Data in this exercise =

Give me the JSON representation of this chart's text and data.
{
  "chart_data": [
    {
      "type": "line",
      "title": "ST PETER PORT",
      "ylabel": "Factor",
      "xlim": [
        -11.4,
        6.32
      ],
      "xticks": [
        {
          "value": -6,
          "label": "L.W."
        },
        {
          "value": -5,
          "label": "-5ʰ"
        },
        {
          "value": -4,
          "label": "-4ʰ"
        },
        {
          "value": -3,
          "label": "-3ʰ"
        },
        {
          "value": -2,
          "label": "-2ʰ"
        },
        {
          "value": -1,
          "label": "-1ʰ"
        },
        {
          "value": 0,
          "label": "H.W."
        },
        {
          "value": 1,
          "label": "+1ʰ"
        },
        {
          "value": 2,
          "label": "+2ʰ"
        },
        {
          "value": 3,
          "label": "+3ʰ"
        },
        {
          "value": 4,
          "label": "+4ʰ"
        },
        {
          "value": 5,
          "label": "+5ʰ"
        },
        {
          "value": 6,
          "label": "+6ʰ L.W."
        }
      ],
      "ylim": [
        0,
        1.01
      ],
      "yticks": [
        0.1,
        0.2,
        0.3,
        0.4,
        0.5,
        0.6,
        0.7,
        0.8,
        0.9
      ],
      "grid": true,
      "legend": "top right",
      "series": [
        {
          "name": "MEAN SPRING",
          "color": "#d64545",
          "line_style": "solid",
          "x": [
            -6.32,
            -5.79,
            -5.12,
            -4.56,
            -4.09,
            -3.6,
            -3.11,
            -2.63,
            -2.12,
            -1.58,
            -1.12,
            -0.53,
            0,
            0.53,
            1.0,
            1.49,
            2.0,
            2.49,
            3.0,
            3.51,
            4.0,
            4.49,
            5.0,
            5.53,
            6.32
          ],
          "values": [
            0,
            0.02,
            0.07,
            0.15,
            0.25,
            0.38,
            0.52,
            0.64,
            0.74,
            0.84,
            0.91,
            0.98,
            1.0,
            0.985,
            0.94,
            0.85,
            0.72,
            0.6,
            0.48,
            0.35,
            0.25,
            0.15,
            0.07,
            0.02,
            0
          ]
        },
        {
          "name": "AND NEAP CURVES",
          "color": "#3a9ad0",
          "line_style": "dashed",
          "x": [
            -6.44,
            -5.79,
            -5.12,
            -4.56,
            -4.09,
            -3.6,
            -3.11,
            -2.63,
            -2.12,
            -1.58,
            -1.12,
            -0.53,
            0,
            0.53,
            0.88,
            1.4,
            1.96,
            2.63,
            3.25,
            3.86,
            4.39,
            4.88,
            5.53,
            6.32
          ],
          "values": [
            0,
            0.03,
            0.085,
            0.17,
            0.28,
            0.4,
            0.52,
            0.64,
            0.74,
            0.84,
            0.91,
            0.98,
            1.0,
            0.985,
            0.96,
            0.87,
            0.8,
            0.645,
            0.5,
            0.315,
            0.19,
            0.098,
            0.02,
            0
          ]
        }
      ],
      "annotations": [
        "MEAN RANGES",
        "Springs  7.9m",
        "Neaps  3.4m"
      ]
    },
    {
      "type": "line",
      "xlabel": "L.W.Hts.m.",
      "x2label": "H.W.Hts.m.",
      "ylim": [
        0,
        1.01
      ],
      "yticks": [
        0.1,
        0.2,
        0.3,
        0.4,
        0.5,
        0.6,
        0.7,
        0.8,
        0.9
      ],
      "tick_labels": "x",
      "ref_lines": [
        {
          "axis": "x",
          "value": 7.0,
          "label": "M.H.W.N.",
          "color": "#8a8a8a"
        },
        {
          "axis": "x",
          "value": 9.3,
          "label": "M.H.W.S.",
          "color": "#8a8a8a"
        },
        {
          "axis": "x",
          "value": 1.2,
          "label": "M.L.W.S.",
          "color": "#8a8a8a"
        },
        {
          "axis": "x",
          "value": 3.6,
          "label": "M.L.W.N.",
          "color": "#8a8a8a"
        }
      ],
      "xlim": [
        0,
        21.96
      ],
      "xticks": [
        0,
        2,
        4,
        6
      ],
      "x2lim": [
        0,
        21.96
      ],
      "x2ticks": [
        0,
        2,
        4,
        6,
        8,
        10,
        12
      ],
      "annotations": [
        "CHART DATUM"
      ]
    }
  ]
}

Instruction =
Your task is to repeat every entry exactly.

Task response =
Give me the JSON representation of this chart's text and data.
{
  "chart_data": [
    {
      "type": "line",
      "title": "ST PETER PORT",
      "ylabel": "Factor",
      "xlim": [
        -11.4,
        6.32
      ],
      "xticks": [
        {
          "value": -6,
          "label": "L.W."
        },
        {
          "value": -5,
          "label": "-5ʰ"
        },
        {
          "value": -4,
          "label": "-4ʰ"
        },
        {
          "value": -3,
          "label": "-3ʰ"
        },
        {
          "value": -2,
          "label": "-2ʰ"
        },
        {
          "value": -1,
          "label": "-1ʰ"
        },
        {
          "value": 0,
          "label": "H.W."
        },
        {
          "value": 1,
          "label": "+1ʰ"
        },
        {
          "value": 2,
          "label": "+2ʰ"
        },
        {
          "value": 3,
          "label": "+3ʰ"
        },
        {
          "value": 4,
          "label": "+4ʰ"
        },
        {
          "value": 5,
          "label": "+5ʰ"
        },
        {
          "value": 6,
          "label": "+6ʰ L.W."
        }
      ],
      "ylim": [
        0,
        1.01
      ],
      "yticks": [
        0.1,
        0.2,
        0.3,
        0.4,
        0.5,
        0.6,
        0.7,
        0.8,
        0.9
      ],
      "grid": true,
      "legend": "top right",
      "series": [
        {
          "name": "MEAN SPRING",
          "color": "#d64545",
          "line_style": "solid",
          "x": [
            -6.32,
            -5.79,
            -5.12,
            -4.56,
            -4.09,
            -3.6,
            -3.11,
            -2.63,
            -2.12,
            -1.58,
            -1.12,
            -0.53,
            0,
            0.53,
            1.0,
            1.49,
            2.0,
            2.49,
            3.0,
            3.51,
            4.0,
            4.49,
            5.0,
            5.53,
            6.32
          ],
          "values": [
            0,
            0.02,
            0.07,
            0.15,
            0.25,
            0.38,
            0.52,
            0.64,
            0.74,
            0.84,
            0.91,
            0.98,
            1.0,
            0.985,
            0.94,
            0.85,
            0.72,
            0.6,
            0.48,
            0.35,
            0.25,
            0.15,
            0.07,
            0.02,
            0
          ]
        },
        {
          "name": "AND NEAP CURVES",
          "color": "#3a9ad0",
          "line_style": "dashed",
          "x": [
            -6.44,
            -5.79,
            -5.12,
            -4.56,
            -4.09,
            -3.6,
            -3.11,
            -2.63,
            -2.12,
            -1.58,
            -1.12,
            -0.53,
            0,
            0.53,
            0.88,
            1.4,
            1.96,
            2.63,
            3.25,
            3.86,
            4.39,
            4.88,
            5.53,
            6.32
          ],
          "values": [
            0,
            0.03,
            0.085,
            0.17,
            0.28,
            0.4,
            0.52,
            0.64,
            0.74,
            0.84,
            0.91,
            0.98,
            1.0,
            0.985,
            0.96,
            0.87,
            0.8,
            0.645,
            0.5,
            0.315,
            0.19,
            0.098,
            0.02,
            0
          ]
        }
      ],
      "annotations": [
        "MEAN RANGES",
        "Springs  7.9m",
        "Neaps  3.4m"
      ]
    },
    {
      "type": "line",
      "xlabel": "L.W.Hts.m.",
      "x2label": "H.W.Hts.m.",
      "ylim": [
        0,
        1.01
      ],
      "yticks": [
        0.1,
        0.2,
        0.3,
        0.4,
        0.5,
        0.6,
        0.7,
        0.8,
        0.9
      ],
      "tick_labels": "x",
      "ref_lines": [
        {
          "axis": "x",
          "value": 7.0,
          "label": "M.H.W.N.",
          "color": "#8a8a8a"
        },
        {
          "axis": "x",
          "value": 9.3,
          "label": "M.H.W.S.",
          "color": "#8a8a8a"
        },
        {
          "axis": "x",
          "value": 1.2,
          "label": "M.L.W.S.",
          "color": "#8a8a8a"
        },
        {
          "axis": "x",
          "value": 3.6,
          "label": "M.L.W.N.",
          "color": "#8a8a8a"
        }
      ],
      "xlim": [
        0,
        21.96
      ],
      "xticks": [
        0,
        2,
        4,
        6
      ],
      "x2lim": [
        0,
        21.96
      ],
      "x2ticks": [
        0,
        2,
        4,
        6,
        8,
        10,
        12
      ],
      "annotations": [
        "CHART DATUM"
      ]
    }
  ]
}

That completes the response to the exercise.